* Given problem
Lift every line from the entries that includes the word "Energía".

Extracts from a graphics dataset:
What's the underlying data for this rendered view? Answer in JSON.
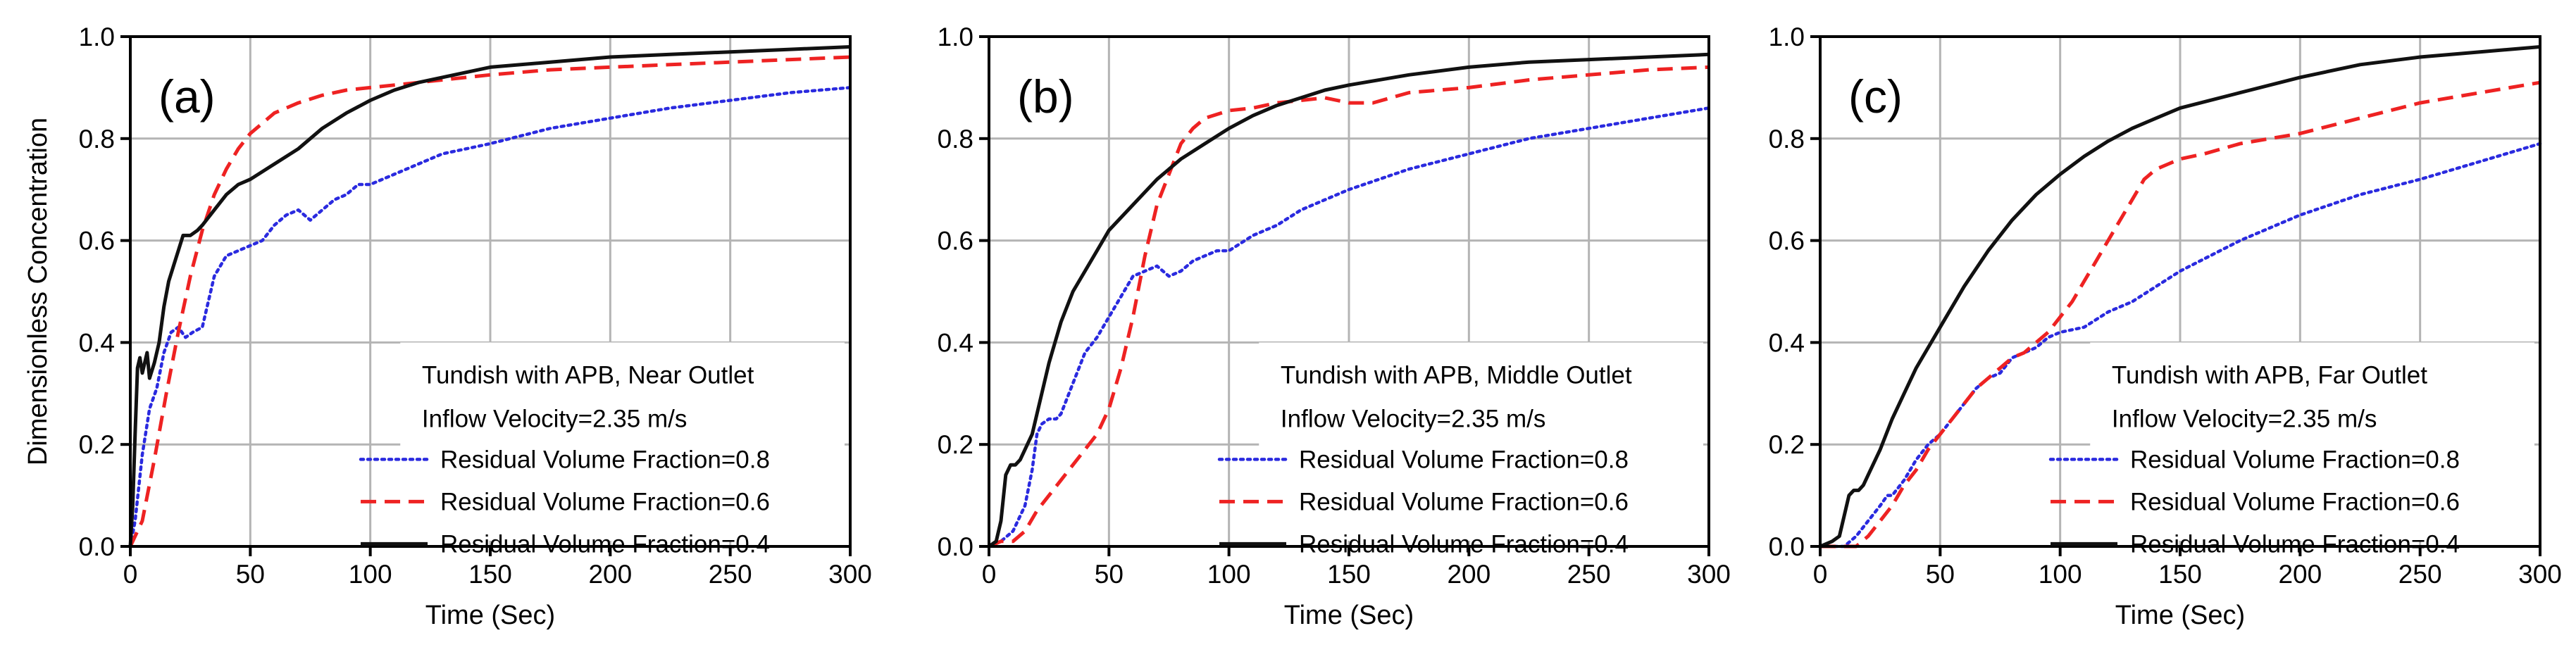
{
  "chart_data": [
    {
      "type": "line",
      "panel_label": "(a)",
      "xlabel": "Time (Sec)",
      "ylabel": "Dimensionless Concentration",
      "xlim": [
        0,
        300
      ],
      "ylim": [
        0,
        1.0
      ],
      "xticks": [
        "0",
        "50",
        "100",
        "150",
        "200",
        "250",
        "300"
      ],
      "yticks": [
        "0.0",
        "0.2",
        "0.4",
        "0.6",
        "0.8",
        "1.0"
      ],
      "grid": true,
      "legend_position": "bottom-right",
      "legend_title": [
        "Tundish with APB, Near Outlet",
        "Inflow Velocity=2.35 m/s"
      ],
      "series": [
        {
          "name": "Residual Volume Fraction=0.8",
          "color": "#2a2adf",
          "dash": "dotted",
          "x": [
            0,
            2,
            5,
            8,
            11,
            14,
            17,
            20,
            23,
            26,
            30,
            35,
            40,
            45,
            50,
            55,
            60,
            65,
            70,
            75,
            80,
            85,
            90,
            95,
            100,
            110,
            120,
            130,
            140,
            150,
            175,
            200,
            225,
            250,
            275,
            300
          ],
          "y": [
            0,
            0.05,
            0.18,
            0.27,
            0.31,
            0.38,
            0.42,
            0.43,
            0.41,
            0.42,
            0.43,
            0.53,
            0.57,
            0.58,
            0.59,
            0.6,
            0.63,
            0.65,
            0.66,
            0.64,
            0.66,
            0.68,
            0.69,
            0.71,
            0.71,
            0.73,
            0.75,
            0.77,
            0.78,
            0.79,
            0.82,
            0.84,
            0.86,
            0.875,
            0.89,
            0.9
          ]
        },
        {
          "name": "Residual Volume Fraction=0.6",
          "color": "#ee2222",
          "dash": "dashed",
          "x": [
            0,
            5,
            10,
            15,
            20,
            25,
            30,
            35,
            40,
            45,
            50,
            55,
            60,
            70,
            80,
            90,
            100,
            110,
            120,
            130,
            140,
            150,
            175,
            200,
            225,
            250,
            275,
            300
          ],
          "y": [
            0,
            0.05,
            0.17,
            0.3,
            0.42,
            0.53,
            0.62,
            0.69,
            0.74,
            0.78,
            0.81,
            0.83,
            0.85,
            0.87,
            0.885,
            0.895,
            0.9,
            0.905,
            0.91,
            0.915,
            0.92,
            0.925,
            0.935,
            0.94,
            0.945,
            0.95,
            0.955,
            0.96
          ]
        },
        {
          "name": "Residual Volume Fraction=0.4",
          "color": "#111111",
          "dash": "solid",
          "x": [
            0,
            1,
            2,
            3,
            4,
            5,
            6,
            7,
            8,
            10,
            12,
            14,
            16,
            18,
            20,
            22,
            25,
            28,
            30,
            35,
            40,
            45,
            50,
            60,
            70,
            80,
            90,
            100,
            110,
            120,
            130,
            140,
            150,
            175,
            200,
            225,
            250,
            275,
            300
          ],
          "y": [
            0,
            0.08,
            0.22,
            0.35,
            0.37,
            0.34,
            0.36,
            0.38,
            0.33,
            0.36,
            0.4,
            0.47,
            0.52,
            0.55,
            0.58,
            0.61,
            0.61,
            0.62,
            0.63,
            0.66,
            0.69,
            0.71,
            0.72,
            0.75,
            0.78,
            0.82,
            0.85,
            0.875,
            0.895,
            0.91,
            0.92,
            0.93,
            0.94,
            0.95,
            0.96,
            0.965,
            0.97,
            0.975,
            0.98
          ]
        }
      ]
    },
    {
      "type": "line",
      "panel_label": "(b)",
      "xlabel": "Time (Sec)",
      "ylabel": "",
      "xlim": [
        0,
        300
      ],
      "ylim": [
        0,
        1.0
      ],
      "xticks": [
        "0",
        "50",
        "100",
        "150",
        "200",
        "250",
        "300"
      ],
      "yticks": [
        "0.0",
        "0.2",
        "0.4",
        "0.6",
        "0.8",
        "1.0"
      ],
      "grid": true,
      "legend_position": "bottom-right",
      "legend_title": [
        "Tundish with APB, Middle Outlet",
        "Inflow Velocity=2.35 m/s"
      ],
      "series": [
        {
          "name": "Residual Volume Fraction=0.8",
          "color": "#2a2adf",
          "dash": "dotted",
          "x": [
            0,
            5,
            10,
            15,
            18,
            20,
            22,
            25,
            28,
            30,
            35,
            40,
            45,
            50,
            55,
            60,
            65,
            70,
            75,
            80,
            85,
            90,
            95,
            100,
            110,
            120,
            130,
            140,
            150,
            175,
            200,
            225,
            250,
            275,
            300
          ],
          "y": [
            0,
            0.01,
            0.03,
            0.08,
            0.15,
            0.22,
            0.24,
            0.25,
            0.25,
            0.26,
            0.32,
            0.38,
            0.41,
            0.45,
            0.49,
            0.53,
            0.54,
            0.55,
            0.53,
            0.54,
            0.56,
            0.57,
            0.58,
            0.58,
            0.61,
            0.63,
            0.66,
            0.68,
            0.7,
            0.74,
            0.77,
            0.8,
            0.82,
            0.84,
            0.86
          ]
        },
        {
          "name": "Residual Volume Fraction=0.6",
          "color": "#ee2222",
          "dash": "dashed",
          "x": [
            0,
            5,
            10,
            15,
            20,
            25,
            30,
            35,
            40,
            45,
            50,
            55,
            60,
            65,
            70,
            75,
            80,
            85,
            90,
            100,
            110,
            120,
            130,
            140,
            150,
            160,
            175,
            200,
            225,
            250,
            275,
            300
          ],
          "y": [
            0,
            0.01,
            0.01,
            0.03,
            0.07,
            0.1,
            0.13,
            0.16,
            0.19,
            0.22,
            0.27,
            0.35,
            0.45,
            0.57,
            0.67,
            0.73,
            0.79,
            0.82,
            0.84,
            0.855,
            0.86,
            0.87,
            0.875,
            0.88,
            0.87,
            0.87,
            0.89,
            0.9,
            0.915,
            0.925,
            0.935,
            0.94
          ]
        },
        {
          "name": "Residual Volume Fraction=0.4",
          "color": "#111111",
          "dash": "solid",
          "x": [
            0,
            3,
            5,
            7,
            9,
            11,
            13,
            15,
            18,
            20,
            25,
            30,
            35,
            40,
            45,
            50,
            60,
            70,
            80,
            90,
            100,
            110,
            120,
            130,
            140,
            150,
            175,
            200,
            225,
            250,
            275,
            300
          ],
          "y": [
            0,
            0.01,
            0.05,
            0.14,
            0.16,
            0.16,
            0.17,
            0.19,
            0.22,
            0.26,
            0.36,
            0.44,
            0.5,
            0.54,
            0.58,
            0.62,
            0.67,
            0.72,
            0.76,
            0.79,
            0.82,
            0.845,
            0.865,
            0.88,
            0.895,
            0.905,
            0.925,
            0.94,
            0.95,
            0.955,
            0.96,
            0.965
          ]
        }
      ]
    },
    {
      "type": "line",
      "panel_label": "(c)",
      "xlabel": "Time (Sec)",
      "ylabel": "",
      "xlim": [
        0,
        300
      ],
      "ylim": [
        0,
        1.0
      ],
      "xticks": [
        "0",
        "50",
        "100",
        "150",
        "200",
        "250",
        "300"
      ],
      "yticks": [
        "0.0",
        "0.2",
        "0.4",
        "0.6",
        "0.8",
        "1.0"
      ],
      "grid": true,
      "legend_position": "bottom-right",
      "legend_title": [
        "Tundish with APB, Far Outlet",
        "Inflow Velocity=2.35 m/s"
      ],
      "series": [
        {
          "name": "Residual Volume Fraction=0.8",
          "color": "#2a2adf",
          "dash": "dotted",
          "x": [
            0,
            10,
            15,
            20,
            25,
            28,
            30,
            35,
            40,
            45,
            50,
            55,
            60,
            65,
            70,
            75,
            80,
            85,
            90,
            95,
            100,
            110,
            120,
            130,
            140,
            150,
            175,
            200,
            225,
            250,
            275,
            300
          ],
          "y": [
            0,
            0.0,
            0.02,
            0.05,
            0.08,
            0.1,
            0.1,
            0.13,
            0.17,
            0.2,
            0.22,
            0.25,
            0.28,
            0.31,
            0.33,
            0.34,
            0.37,
            0.38,
            0.39,
            0.41,
            0.42,
            0.43,
            0.46,
            0.48,
            0.51,
            0.54,
            0.6,
            0.65,
            0.69,
            0.72,
            0.755,
            0.79
          ]
        },
        {
          "name": "Residual Volume Fraction=0.6",
          "color": "#ee2222",
          "dash": "dashed",
          "x": [
            0,
            15,
            20,
            25,
            30,
            35,
            40,
            45,
            50,
            55,
            60,
            65,
            70,
            75,
            80,
            85,
            90,
            95,
            100,
            105,
            110,
            115,
            120,
            125,
            130,
            135,
            140,
            145,
            150,
            160,
            175,
            200,
            225,
            250,
            275,
            300
          ],
          "y": [
            0,
            0.0,
            0.02,
            0.05,
            0.08,
            0.12,
            0.15,
            0.19,
            0.22,
            0.25,
            0.28,
            0.31,
            0.33,
            0.35,
            0.37,
            0.38,
            0.4,
            0.42,
            0.45,
            0.48,
            0.52,
            0.56,
            0.6,
            0.64,
            0.68,
            0.72,
            0.74,
            0.75,
            0.76,
            0.77,
            0.79,
            0.81,
            0.84,
            0.87,
            0.89,
            0.91
          ]
        },
        {
          "name": "Residual Volume Fraction=0.4",
          "color": "#111111",
          "dash": "solid",
          "x": [
            0,
            5,
            8,
            10,
            12,
            14,
            16,
            18,
            20,
            25,
            30,
            35,
            40,
            45,
            50,
            60,
            70,
            80,
            90,
            100,
            110,
            120,
            130,
            140,
            150,
            175,
            200,
            225,
            250,
            275,
            300
          ],
          "y": [
            0,
            0.01,
            0.02,
            0.06,
            0.1,
            0.11,
            0.11,
            0.12,
            0.14,
            0.19,
            0.25,
            0.3,
            0.35,
            0.39,
            0.43,
            0.51,
            0.58,
            0.64,
            0.69,
            0.73,
            0.765,
            0.795,
            0.82,
            0.84,
            0.86,
            0.89,
            0.92,
            0.945,
            0.96,
            0.97,
            0.98
          ]
        }
      ]
    }
  ]
}
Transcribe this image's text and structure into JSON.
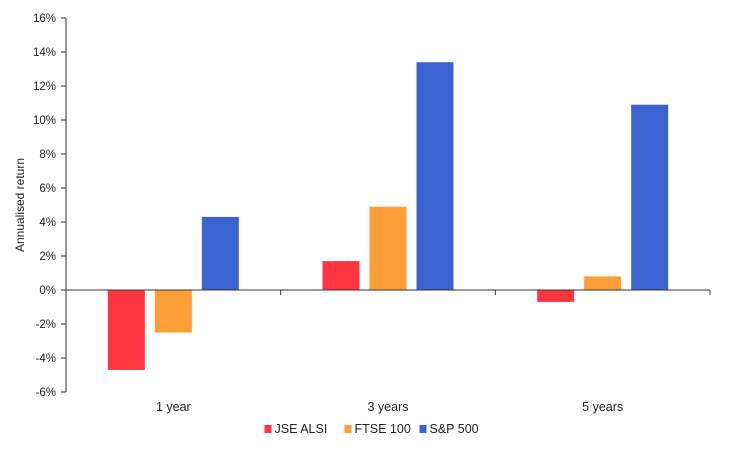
{
  "chart_data": {
    "type": "bar",
    "title": "",
    "xlabel": "",
    "ylabel": "Annualised return",
    "categories": [
      "1 year",
      "3 years",
      "5 years"
    ],
    "series": [
      {
        "name": "JSE ALSI",
        "color": "#ff3640",
        "values": [
          -4.7,
          1.7,
          -0.7
        ]
      },
      {
        "name": "FTSE 100",
        "color": "#ff9e36",
        "values": [
          -2.5,
          4.9,
          0.8
        ]
      },
      {
        "name": "S&P 500",
        "color": "#3a63d0",
        "values": [
          4.3,
          13.4,
          10.9
        ]
      }
    ],
    "ylim": [
      -6,
      16
    ],
    "yticks": [
      -6,
      -4,
      -2,
      0,
      2,
      4,
      6,
      8,
      10,
      12,
      14,
      16
    ],
    "ytick_labels": [
      "-6%",
      "-4%",
      "-2%",
      "0%",
      "2%",
      "4%",
      "6%",
      "8%",
      "10%",
      "12%",
      "14%",
      "16%"
    ],
    "grid": false,
    "legend_position": "bottom"
  }
}
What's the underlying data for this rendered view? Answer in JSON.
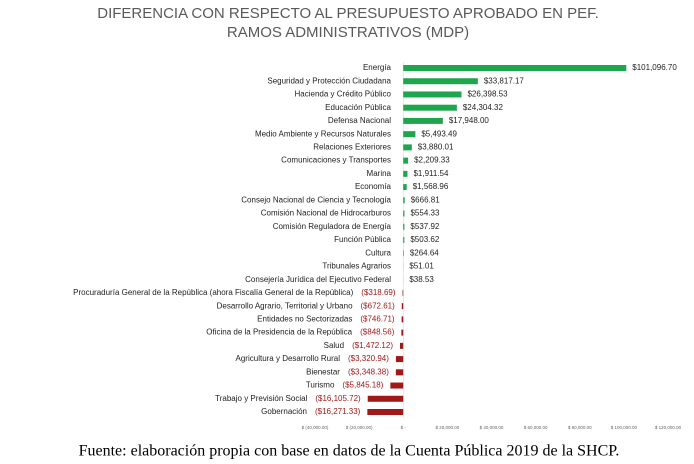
{
  "chart_data": {
    "type": "hbar",
    "title": "DIFERENCIA CON RESPECTO AL PRESUPUESTO APROBADO EN PEF.",
    "subtitle": "RAMOS ADMINISTRATIVOS (MDP)",
    "categories": [
      "Energía",
      "Seguridad y Protección Ciudadana",
      "Hacienda y Crédito Público",
      "Educación Pública",
      "Defensa Nacional",
      "Medio Ambiente y Recursos Naturales",
      "Relaciones Exteriores",
      "Comunicaciones y Transportes",
      "Marina",
      "Economía",
      "Consejo Nacional de Ciencia y Tecnología",
      "Comisión Nacional de Hidrocarburos",
      "Comisión Reguladora de Energía",
      "Función Pública",
      "Cultura",
      "Tribunales Agrarios",
      "Consejería Jurídica del Ejecutivo Federal",
      "Procuraduría General de la República (ahora Fiscalía General de la República)",
      "Desarrollo Agrario, Territorial y Urbano",
      "Entidades no Sectorizadas",
      "Oficina de la Presidencia de la República",
      "Salud",
      "Agricultura y Desarrollo Rural",
      "Bienestar",
      "Turismo",
      "Trabajo y Previsión Social",
      "Gobernación"
    ],
    "values": [
      101096.7,
      33817.17,
      26398.53,
      24304.32,
      17948.0,
      5493.49,
      3880.01,
      2209.33,
      1911.54,
      1568.96,
      666.81,
      554.33,
      537.92,
      503.62,
      264.64,
      51.01,
      38.53,
      -318.69,
      -672.61,
      -746.71,
      -848.56,
      -1472.12,
      -3320.94,
      -3348.38,
      -5845.18,
      -16105.72,
      -16271.33
    ],
    "value_labels": [
      "$101,096.70",
      "$33,817.17",
      "$26,398.53",
      "$24,304.32",
      "$17,948.00",
      "$5,493.49",
      "$3,880.01",
      "$2,209.33",
      "$1,911.54",
      "$1,568.96",
      "$666.81",
      "$554.33",
      "$537.92",
      "$503.62",
      "$264.64",
      "$51.01",
      "$38.53",
      "($318.69)",
      "($672.61)",
      "($746.71)",
      "($848.56)",
      "($1,472.12)",
      "($3,320.94)",
      "($3,348.38)",
      "($5,845.18)",
      "($16,105.72)",
      "($16,271.33)"
    ],
    "color": "#1fa54e",
    "negative_color": "#a01818",
    "xlim": [
      -40000,
      120000
    ],
    "xticks": [
      {
        "value": -40000,
        "label": "$ (40,000.00)"
      },
      {
        "value": -20000,
        "label": "$ (20,000.00)"
      },
      {
        "value": 0,
        "label": "$ -"
      },
      {
        "value": 20000,
        "label": "$ 20,000.00"
      },
      {
        "value": 40000,
        "label": "$ 40,000.00"
      },
      {
        "value": 60000,
        "label": "$ 60,000.00"
      },
      {
        "value": 80000,
        "label": "$ 80,000.00"
      },
      {
        "value": 100000,
        "label": "$ 100,000.00"
      },
      {
        "value": 120000,
        "label": "$ 120,000.00"
      }
    ],
    "source": "Fuente: elaboración propia con base en datos de la Cuenta Pública 2019 de la SHCP."
  }
}
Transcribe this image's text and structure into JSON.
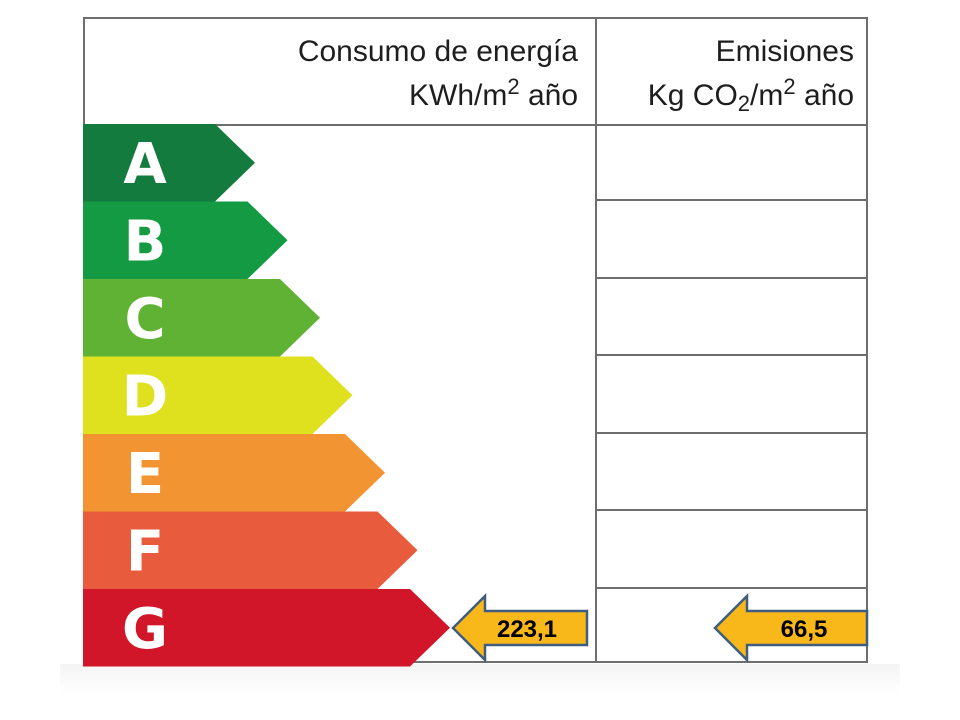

* Task response
      "Energía",
      "Comisión Reguladora de Energía",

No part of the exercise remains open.